* [Directive] Exactly repeat the material, dropping only the pictures.

Dataset excerpt

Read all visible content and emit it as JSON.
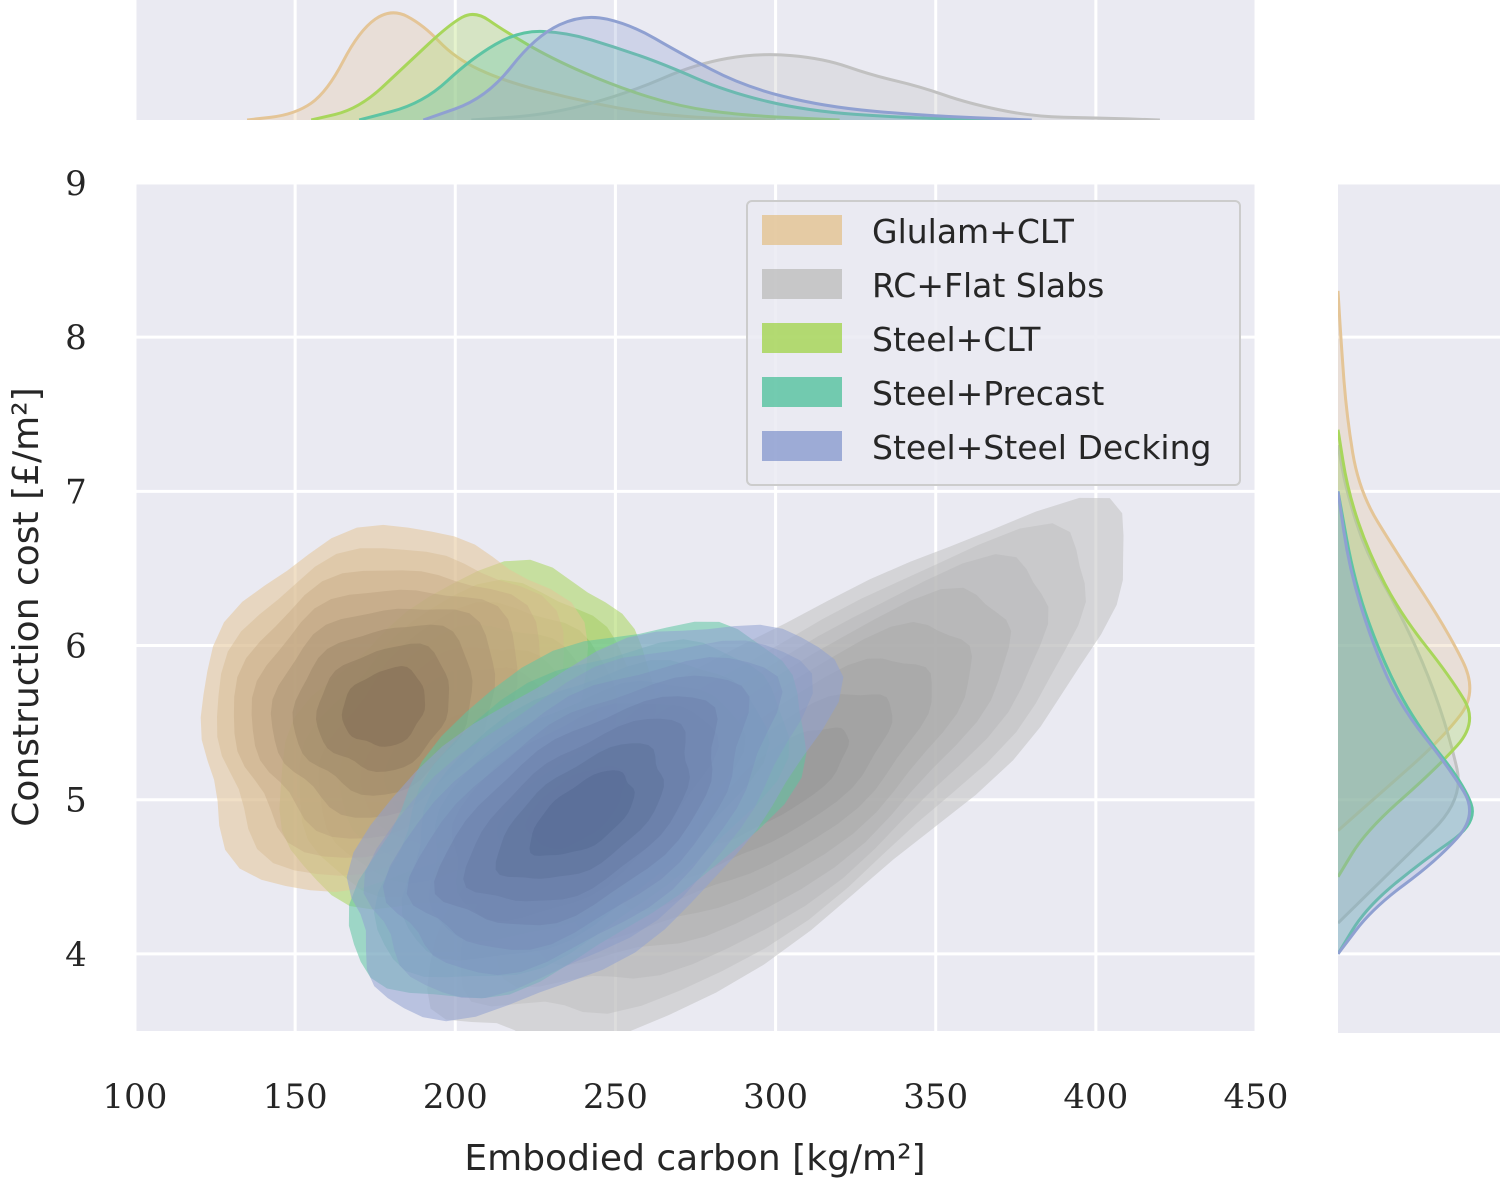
{
  "chart_data": {
    "type": "joint-kde",
    "title": "",
    "xlabel": "Embodied carbon [kg/m²]",
    "ylabel": "Construction cost [£/m²]",
    "xlim": [
      100,
      450
    ],
    "ylim": [
      3.5,
      9
    ],
    "xticks": [
      100,
      150,
      200,
      250,
      300,
      350,
      400,
      450
    ],
    "yticks": [
      4,
      5,
      6,
      7,
      8,
      9
    ],
    "grid": true,
    "legend_position": "top-right",
    "series": [
      {
        "name": "Glulam+CLT",
        "color": "#e4c597",
        "fill_dark": "#6f5d49",
        "peak": [
          178,
          5.6
        ],
        "spread": [
          22,
          0.55
        ],
        "marginal_x": [
          [
            135,
            0
          ],
          [
            150,
            0.05
          ],
          [
            160,
            0.25
          ],
          [
            170,
            0.8
          ],
          [
            180,
            1.0
          ],
          [
            190,
            0.85
          ],
          [
            200,
            0.55
          ],
          [
            215,
            0.35
          ],
          [
            235,
            0.2
          ],
          [
            255,
            0.08
          ],
          [
            275,
            0.02
          ],
          [
            300,
            0
          ]
        ],
        "marginal_y": [
          [
            4.8,
            0
          ],
          [
            5.0,
            0.25
          ],
          [
            5.4,
            0.75
          ],
          [
            5.7,
            1.0
          ],
          [
            6.1,
            0.78
          ],
          [
            6.6,
            0.42
          ],
          [
            7.0,
            0.15
          ],
          [
            7.5,
            0.06
          ],
          [
            8.0,
            0.02
          ],
          [
            8.3,
            0
          ]
        ]
      },
      {
        "name": "RC+Flat Slabs",
        "color": "#c1c1c1",
        "fill_dark": "#8e8e8e",
        "peak": [
          300,
          5.1
        ],
        "spread": [
          45,
          0.45
        ],
        "marginal_x": [
          [
            205,
            0
          ],
          [
            230,
            0.05
          ],
          [
            255,
            0.25
          ],
          [
            275,
            0.5
          ],
          [
            295,
            0.6
          ],
          [
            315,
            0.55
          ],
          [
            330,
            0.4
          ],
          [
            345,
            0.3
          ],
          [
            360,
            0.15
          ],
          [
            380,
            0.03
          ],
          [
            400,
            0.02
          ],
          [
            420,
            0
          ]
        ],
        "marginal_y": [
          [
            4.2,
            0
          ],
          [
            4.6,
            0.45
          ],
          [
            5.0,
            0.9
          ],
          [
            5.4,
            0.8
          ],
          [
            5.8,
            0.65
          ],
          [
            6.2,
            0.45
          ],
          [
            6.6,
            0.2
          ],
          [
            7.0,
            0.06
          ],
          [
            7.3,
            0
          ]
        ]
      },
      {
        "name": "Steel+CLT",
        "color": "#a8d65b",
        "fill_dark": "#4f6d28",
        "peak": [
          205,
          5.35
        ],
        "spread": [
          22,
          0.5
        ],
        "marginal_x": [
          [
            155,
            0
          ],
          [
            170,
            0.1
          ],
          [
            185,
            0.5
          ],
          [
            198,
            0.85
          ],
          [
            206,
            0.98
          ],
          [
            215,
            0.8
          ],
          [
            230,
            0.55
          ],
          [
            250,
            0.3
          ],
          [
            270,
            0.12
          ],
          [
            290,
            0.04
          ],
          [
            320,
            0
          ]
        ],
        "marginal_y": [
          [
            4.5,
            0
          ],
          [
            4.8,
            0.2
          ],
          [
            5.2,
            0.7
          ],
          [
            5.5,
            1.0
          ],
          [
            5.8,
            0.8
          ],
          [
            6.2,
            0.45
          ],
          [
            6.6,
            0.22
          ],
          [
            7.0,
            0.07
          ],
          [
            7.4,
            0
          ]
        ]
      },
      {
        "name": "Steel+Precast",
        "color": "#5dc4a3",
        "fill_dark": "#2f7460",
        "peak": [
          238,
          4.95
        ],
        "spread": [
          28,
          0.45
        ],
        "marginal_x": [
          [
            170,
            0
          ],
          [
            190,
            0.15
          ],
          [
            205,
            0.55
          ],
          [
            220,
            0.8
          ],
          [
            235,
            0.78
          ],
          [
            250,
            0.65
          ],
          [
            265,
            0.5
          ],
          [
            285,
            0.25
          ],
          [
            310,
            0.08
          ],
          [
            340,
            0.02
          ],
          [
            370,
            0
          ]
        ],
        "marginal_y": [
          [
            4.0,
            0
          ],
          [
            4.3,
            0.2
          ],
          [
            4.6,
            0.6
          ],
          [
            4.85,
            1.0
          ],
          [
            5.1,
            0.9
          ],
          [
            5.5,
            0.55
          ],
          [
            5.9,
            0.32
          ],
          [
            6.4,
            0.12
          ],
          [
            7.0,
            0
          ]
        ]
      },
      {
        "name": "Steel+Steel Decking",
        "color": "#8fa0d1",
        "fill_dark": "#4a5f86",
        "peak": [
          240,
          4.9
        ],
        "spread": [
          30,
          0.45
        ],
        "marginal_x": [
          [
            190,
            0
          ],
          [
            210,
            0.2
          ],
          [
            225,
            0.75
          ],
          [
            240,
            0.95
          ],
          [
            255,
            0.85
          ],
          [
            270,
            0.6
          ],
          [
            290,
            0.3
          ],
          [
            315,
            0.12
          ],
          [
            345,
            0.04
          ],
          [
            380,
            0
          ]
        ],
        "marginal_y": [
          [
            4.0,
            0
          ],
          [
            4.3,
            0.25
          ],
          [
            4.6,
            0.7
          ],
          [
            4.9,
            1.0
          ],
          [
            5.2,
            0.8
          ],
          [
            5.6,
            0.45
          ],
          [
            6.0,
            0.25
          ],
          [
            6.5,
            0.08
          ],
          [
            7.0,
            0
          ]
        ]
      }
    ]
  }
}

* [Reply to the task]
Read all visible content and emit it as JSON.
{
  "chart_data": {
    "type": "joint-kde",
    "title": "",
    "xlabel": "Embodied carbon [kg/m²]",
    "ylabel": "Construction cost [£/m²]",
    "xlim": [
      100,
      450
    ],
    "ylim": [
      3.5,
      9
    ],
    "xticks": [
      100,
      150,
      200,
      250,
      300,
      350,
      400,
      450
    ],
    "yticks": [
      4,
      5,
      6,
      7,
      8,
      9
    ],
    "grid": true,
    "legend_position": "top-right",
    "series": [
      {
        "name": "Glulam+CLT",
        "color": "#e4c597",
        "fill_dark": "#6f5d49",
        "peak": [
          178,
          5.6
        ],
        "spread": [
          22,
          0.55
        ],
        "marginal_x": [
          [
            135,
            0
          ],
          [
            150,
            0.05
          ],
          [
            160,
            0.25
          ],
          [
            170,
            0.8
          ],
          [
            180,
            1.0
          ],
          [
            190,
            0.85
          ],
          [
            200,
            0.55
          ],
          [
            215,
            0.35
          ],
          [
            235,
            0.2
          ],
          [
            255,
            0.08
          ],
          [
            275,
            0.02
          ],
          [
            300,
            0
          ]
        ],
        "marginal_y": [
          [
            4.8,
            0
          ],
          [
            5.0,
            0.25
          ],
          [
            5.4,
            0.75
          ],
          [
            5.7,
            1.0
          ],
          [
            6.1,
            0.78
          ],
          [
            6.6,
            0.42
          ],
          [
            7.0,
            0.15
          ],
          [
            7.5,
            0.06
          ],
          [
            8.0,
            0.02
          ],
          [
            8.3,
            0
          ]
        ]
      },
      {
        "name": "RC+Flat Slabs",
        "color": "#c1c1c1",
        "fill_dark": "#8e8e8e",
        "peak": [
          300,
          5.1
        ],
        "spread": [
          45,
          0.45
        ],
        "marginal_x": [
          [
            205,
            0
          ],
          [
            230,
            0.05
          ],
          [
            255,
            0.25
          ],
          [
            275,
            0.5
          ],
          [
            295,
            0.6
          ],
          [
            315,
            0.55
          ],
          [
            330,
            0.4
          ],
          [
            345,
            0.3
          ],
          [
            360,
            0.15
          ],
          [
            380,
            0.03
          ],
          [
            400,
            0.02
          ],
          [
            420,
            0
          ]
        ],
        "marginal_y": [
          [
            4.2,
            0
          ],
          [
            4.6,
            0.45
          ],
          [
            5.0,
            0.9
          ],
          [
            5.4,
            0.8
          ],
          [
            5.8,
            0.65
          ],
          [
            6.2,
            0.45
          ],
          [
            6.6,
            0.2
          ],
          [
            7.0,
            0.06
          ],
          [
            7.3,
            0
          ]
        ]
      },
      {
        "name": "Steel+CLT",
        "color": "#a8d65b",
        "fill_dark": "#4f6d28",
        "peak": [
          205,
          5.35
        ],
        "spread": [
          22,
          0.5
        ],
        "marginal_x": [
          [
            155,
            0
          ],
          [
            170,
            0.1
          ],
          [
            185,
            0.5
          ],
          [
            198,
            0.85
          ],
          [
            206,
            0.98
          ],
          [
            215,
            0.8
          ],
          [
            230,
            0.55
          ],
          [
            250,
            0.3
          ],
          [
            270,
            0.12
          ],
          [
            290,
            0.04
          ],
          [
            320,
            0
          ]
        ],
        "marginal_y": [
          [
            4.5,
            0
          ],
          [
            4.8,
            0.2
          ],
          [
            5.2,
            0.7
          ],
          [
            5.5,
            1.0
          ],
          [
            5.8,
            0.8
          ],
          [
            6.2,
            0.45
          ],
          [
            6.6,
            0.22
          ],
          [
            7.0,
            0.07
          ],
          [
            7.4,
            0
          ]
        ]
      },
      {
        "name": "Steel+Precast",
        "color": "#5dc4a3",
        "fill_dark": "#2f7460",
        "peak": [
          238,
          4.95
        ],
        "spread": [
          28,
          0.45
        ],
        "marginal_x": [
          [
            170,
            0
          ],
          [
            190,
            0.15
          ],
          [
            205,
            0.55
          ],
          [
            220,
            0.8
          ],
          [
            235,
            0.78
          ],
          [
            250,
            0.65
          ],
          [
            265,
            0.5
          ],
          [
            285,
            0.25
          ],
          [
            310,
            0.08
          ],
          [
            340,
            0.02
          ],
          [
            370,
            0
          ]
        ],
        "marginal_y": [
          [
            4.0,
            0
          ],
          [
            4.3,
            0.2
          ],
          [
            4.6,
            0.6
          ],
          [
            4.85,
            1.0
          ],
          [
            5.1,
            0.9
          ],
          [
            5.5,
            0.55
          ],
          [
            5.9,
            0.32
          ],
          [
            6.4,
            0.12
          ],
          [
            7.0,
            0
          ]
        ]
      },
      {
        "name": "Steel+Steel Decking",
        "color": "#8fa0d1",
        "fill_dark": "#4a5f86",
        "peak": [
          240,
          4.9
        ],
        "spread": [
          30,
          0.45
        ],
        "marginal_x": [
          [
            190,
            0
          ],
          [
            210,
            0.2
          ],
          [
            225,
            0.75
          ],
          [
            240,
            0.95
          ],
          [
            255,
            0.85
          ],
          [
            270,
            0.6
          ],
          [
            290,
            0.3
          ],
          [
            315,
            0.12
          ],
          [
            345,
            0.04
          ],
          [
            380,
            0
          ]
        ],
        "marginal_y": [
          [
            4.0,
            0
          ],
          [
            4.3,
            0.25
          ],
          [
            4.6,
            0.7
          ],
          [
            4.9,
            1.0
          ],
          [
            5.2,
            0.8
          ],
          [
            5.6,
            0.45
          ],
          [
            6.0,
            0.25
          ],
          [
            6.5,
            0.08
          ],
          [
            7.0,
            0
          ]
        ]
      }
    ]
  }
}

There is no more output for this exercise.